==== DOKUMEN SUMBER ====
Pasar produk perikanan dan makanan laut di dunia masih terbuka lebar, namun persaingan global tetap tak terelakkan. Setiap produk perikanan harus memiliki nilai tambah, selain kualitas produk yang diunggulkan.
Aman dan Berkelanjutan
Indonesia tidak hanya mengandalkan keragaman dan kualitas produk perikanan. Oleh karena itu, produk perikanan Indonesia juga mengedepankan aspek keamanan dalam proses eksploitasi dengan selalu mengutamakan keberlanjutan aspek sumber daya perikanan.
"Standar pelaksanaan keberlanjutan sumber daya perikanan telah dilakukan dari hulu ke hilir untuk penangkap ikan, penanganan ikan di kapal penangkap ikan, transportasi, budidaya, pengolahan dan pemenuhan persyaratan ekspor," kata Menteri Kelautan dan Perikanan, Susi Pudjiastuti di Jakarta baru-baru ini.
Susi menjelaskan di daerah-daerah tertentu di Tanah Air, praktik pemanfaatan laut secara keberlanjutan berdasarkan tradisi dan cara adat telah dilakukan turun menurun.
Di Aceh, ada sistem dan alat untuk mengelola sumber daya perikanan yang disebut Panglima Laut, sedangkan di Maluku ada Sasi yakni metode tradisional untuk mempertahankan moratorium penangkapan ikan.
====
## PETUNJUK PENGERJAAN:
[1] Sebutkan semua tahapan yang dicakup standar pelaksanaan keberlanjutan sumber daya perikanan menurut teks tentang produk perikanan Indonesia.
[2] Tulis ulang bagian teks tentang produk perikanan Indonesia dari "Susi menjelaskan di" sampai "moratorium penangkapan ikan.", dengan kata "moratorium" diganti menjadi "jeda".
==== DATA YANG DISEDIAKAN ====
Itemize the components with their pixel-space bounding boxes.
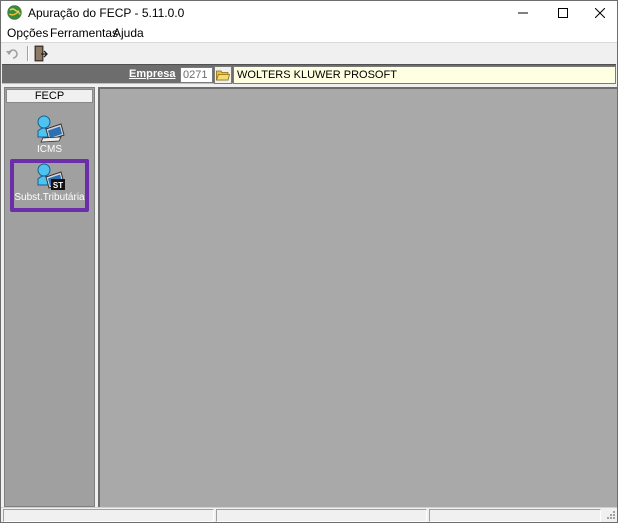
undo-icon <box>6 49 18 59</box>
menu-ajuda[interactable]: Ajuda <box>113 26 144 40</box>
sidebar-panel: FECP ICMS ST Subst.Tributária <box>4 87 95 507</box>
status-panel-2 <box>216 509 427 522</box>
close-button[interactable] <box>583 1 617 25</box>
empresa-code-field[interactable]: 0271 <box>180 67 213 83</box>
open-folder-icon <box>216 70 230 81</box>
menu-opcoes[interactable]: Opções <box>7 26 48 40</box>
status-panel-3 <box>429 509 601 522</box>
exit-button[interactable] <box>31 45 49 63</box>
empresa-name-field: WOLTERS KLUWER PROSOFT <box>233 66 616 84</box>
status-bar <box>1 507 617 522</box>
empresa-label: Empresa <box>129 68 175 80</box>
empresa-browse-button[interactable] <box>214 66 232 84</box>
sidebar-item-subst-tributaria[interactable]: ST Subst.Tributária <box>10 159 89 212</box>
app-window: Apuração do FECP - 5.11.0.0 Opções Ferra… <box>0 0 618 523</box>
person-computer-icon <box>37 115 65 143</box>
maximize-icon <box>558 8 568 18</box>
empresa-label-text: Empresa <box>129 68 176 80</box>
minimize-button[interactable] <box>503 1 543 25</box>
exit-door-icon <box>34 45 48 62</box>
title-bar[interactable]: Apuração do FECP - 5.11.0.0 <box>1 1 617 25</box>
status-panel-1 <box>3 509 214 522</box>
workspace-area <box>98 87 617 507</box>
close-icon <box>595 8 605 18</box>
toolbar-separator <box>27 46 28 61</box>
svg-text:ST: ST <box>52 181 62 190</box>
sidebar-header[interactable]: FECP <box>6 89 93 103</box>
toolbar <box>1 42 617 64</box>
undo-button[interactable] <box>4 45 22 63</box>
menu-bar: Opções Ferramentas Ajuda <box>1 25 617 42</box>
sidebar-item-label: ICMS <box>37 144 62 155</box>
sidebar-item-label: Subst.Tributária <box>14 192 85 203</box>
maximize-button[interactable] <box>543 1 583 25</box>
empresa-bar: Empresa 0271 WOLTERS KLUWER PROSOFT <box>2 64 616 84</box>
resize-grip-icon[interactable] <box>604 510 615 521</box>
person-computer-st-icon: ST <box>37 163 65 190</box>
menu-ferramentas[interactable]: Ferramentas <box>50 26 118 40</box>
minimize-icon <box>518 12 528 14</box>
globe-icon <box>7 5 22 20</box>
window-title: Apuração do FECP - 5.11.0.0 <box>28 6 185 20</box>
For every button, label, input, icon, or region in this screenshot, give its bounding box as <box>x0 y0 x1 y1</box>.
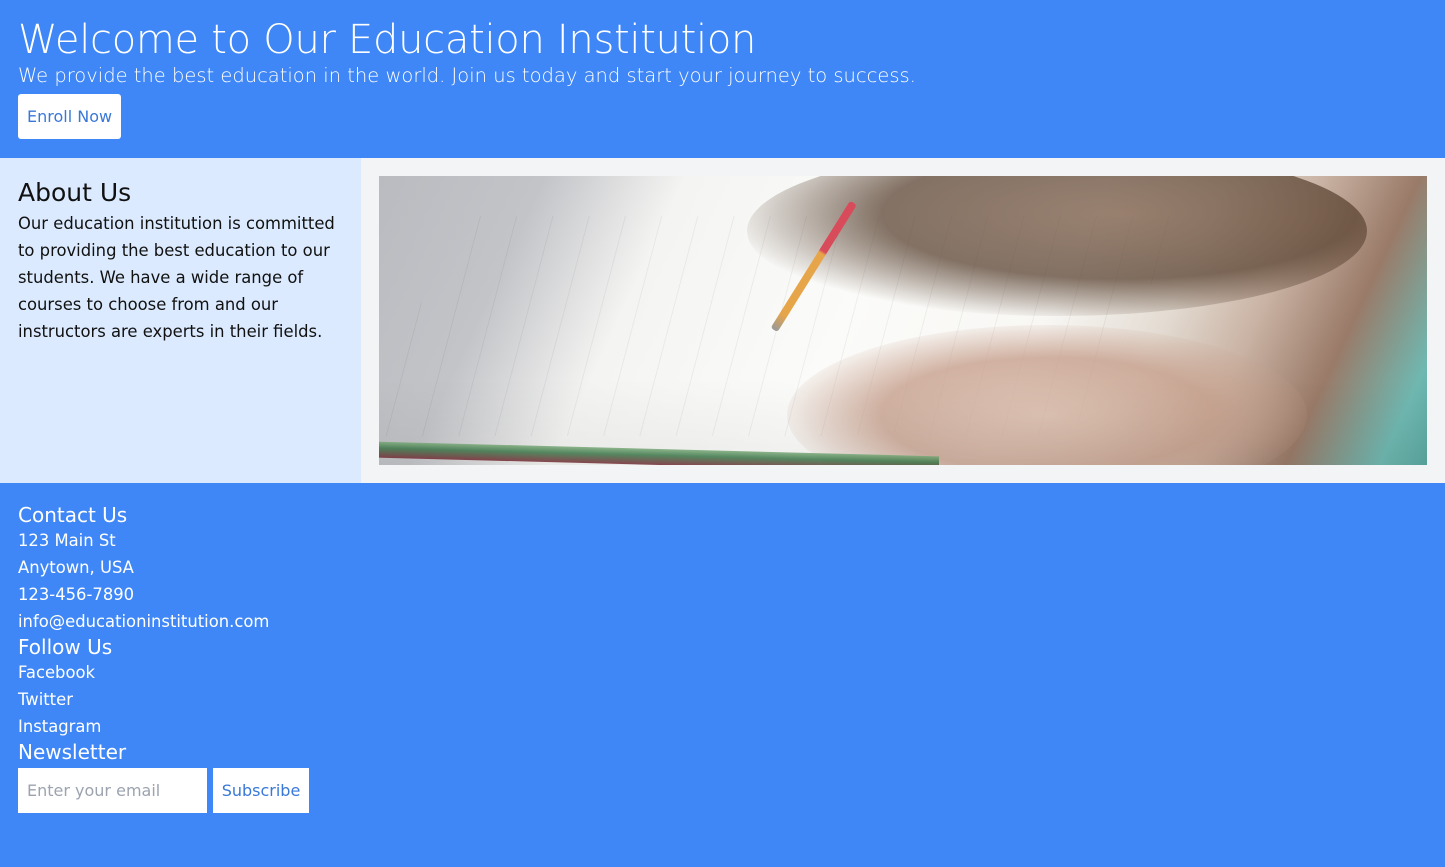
email-input[interactable] <box>18 768 207 813</box>
contact-address-street: 123 Main St <box>18 531 116 550</box>
about-panel: About Us Our education institution is co… <box>0 158 361 483</box>
instagram-link[interactable]: Instagram <box>18 713 1427 740</box>
newsletter-form: Subscribe <box>18 768 1427 813</box>
facebook-link[interactable]: Facebook <box>18 659 1427 686</box>
hero-header: Welcome to Our Education Institution We … <box>0 0 1445 158</box>
hero-tagline: We provide the best education in the wor… <box>18 64 916 87</box>
enroll-now-button[interactable]: Enroll Now <box>18 94 122 139</box>
about-heading: About Us <box>18 178 132 207</box>
media-panel <box>361 158 1445 483</box>
contact-phone: 123-456-7890 <box>18 585 135 604</box>
newsletter-section: Newsletter Subscribe <box>18 740 1427 813</box>
page-title: Welcome to Our Education Institution <box>18 17 757 63</box>
about-text: Our education institution is committed t… <box>18 214 335 341</box>
contact-address-city: Anytown, USA <box>18 558 134 577</box>
twitter-link[interactable]: Twitter <box>18 686 1427 713</box>
newsletter-heading: Newsletter <box>18 740 127 764</box>
hero-image <box>379 176 1427 465</box>
follow-heading: Follow Us <box>18 635 113 659</box>
contact-heading: Contact Us <box>18 503 128 527</box>
contact-email: info@educationinstitution.com <box>18 612 270 631</box>
footer: Contact Us 123 Main St Anytown, USA 123-… <box>0 483 1445 867</box>
main-section: About Us Our education institution is co… <box>0 158 1445 483</box>
image-shade <box>379 176 1427 465</box>
follow-section: Follow Us Facebook Twitter Instagram <box>18 635 1427 740</box>
subscribe-button[interactable]: Subscribe <box>213 768 309 813</box>
contact-section: Contact Us 123 Main St Anytown, USA 123-… <box>18 503 1427 635</box>
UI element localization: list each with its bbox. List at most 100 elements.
====
## KUNCI JAWABAN:
[1]
- penangkap ikan
- penanganan ikan di kapal penangkap ikan
- transportasi
- budidaya
- pengolahan
- pemenuhan persyaratan ekspor

[2]
Susi menjelaskan di daerah-daerah tertentu di Tanah Air, praktik pemanfaatan laut secara keberlanjutan berdasarkan tradisi dan cara adat telah dilakukan turun menurun.
Di Aceh, ada sistem dan alat untuk mengelola sumber daya perikanan yang disebut Panglima Laut, sedangkan di Maluku ada Sasi yakni metode tradisional untuk mempertahankan jeda penangkapan ikan.